- Dokument
-- -- --

Ich bin gern bereit, eine Diskussion über linksradikale Perspektiven im Israel-Palästina-Konflikt zu führen. In den nächsten zwei Wochen könnten wir sicherlich verschiedene israelische Aktivist*innen dafür gewinnen, eine Podiumsdiskussion an der FU zu führen, zusammen auch mit Linken aus Palästina und anderen Ländern. Das wäre für alle Beteiligten sehr lehrreich. Und welches bessere Mittel gibt es gegen Antisemitismus, als israelische und jüdische Menschen in unsere Diskussionen einzubinden?

-- -- --

- Datenabschnitt
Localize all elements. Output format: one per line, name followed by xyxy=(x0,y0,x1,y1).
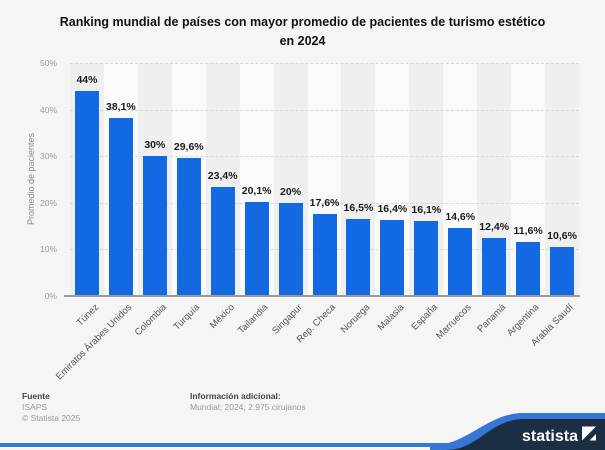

-- -- --

- Pflichtaufgabe 1
Fassen Sie den Absatz des Textes zur Podiumsdiskussion an der FU, der mit „Ich bin gern bereit“ beginnt, als knappe Stichpunktliste zusammen.
- Pflichtaufgabe 2
Setzen Sie den Text zur Podiumsdiskussion an der FU im Anschluss an seinen letzten Satz mit einigen weiteren Sätzen fort.

- Endgültige Antwort 1
- Bereitschaft zu einer Diskussion über linksradikale Perspektiven im Israel-Palästina-Konflikt
- Innerhalb von zwei Wochen könnten israelische Aktivist*innen für eine Podiumsdiskussion an der FU gewonnen werden, gemeinsam mit Linken aus Palästina und anderen Ländern
- Für alle Beteiligten sehr lehrreich
- Einbindung israelischer und jüdischer Menschen in die Diskussionen als bestes Mittel gegen Antisemitismus

- Endgültige Antwort 2
Aber als ehemaliger Uniaktivist musste ich mich immer wieder gegen das Präsidium, die Securitys und die Polizei durchsetzen, um Veranstaltungen zu organisieren. Liebe Organisator*innen: Ihr glaubt doch nicht im Ernst, dass diese Veranstaltung wegen eines anonymen und unbegründeten „Vetos“ ausfallen wird, oder? Wir sehen uns dann am Montag. Ich hoffe, dass ihr zahlreich erscheint. Vielleicht wollt ihr etwas über Journalismus diskutieren. Und im Anschluss können wir stundenlang über Israel diskutieren.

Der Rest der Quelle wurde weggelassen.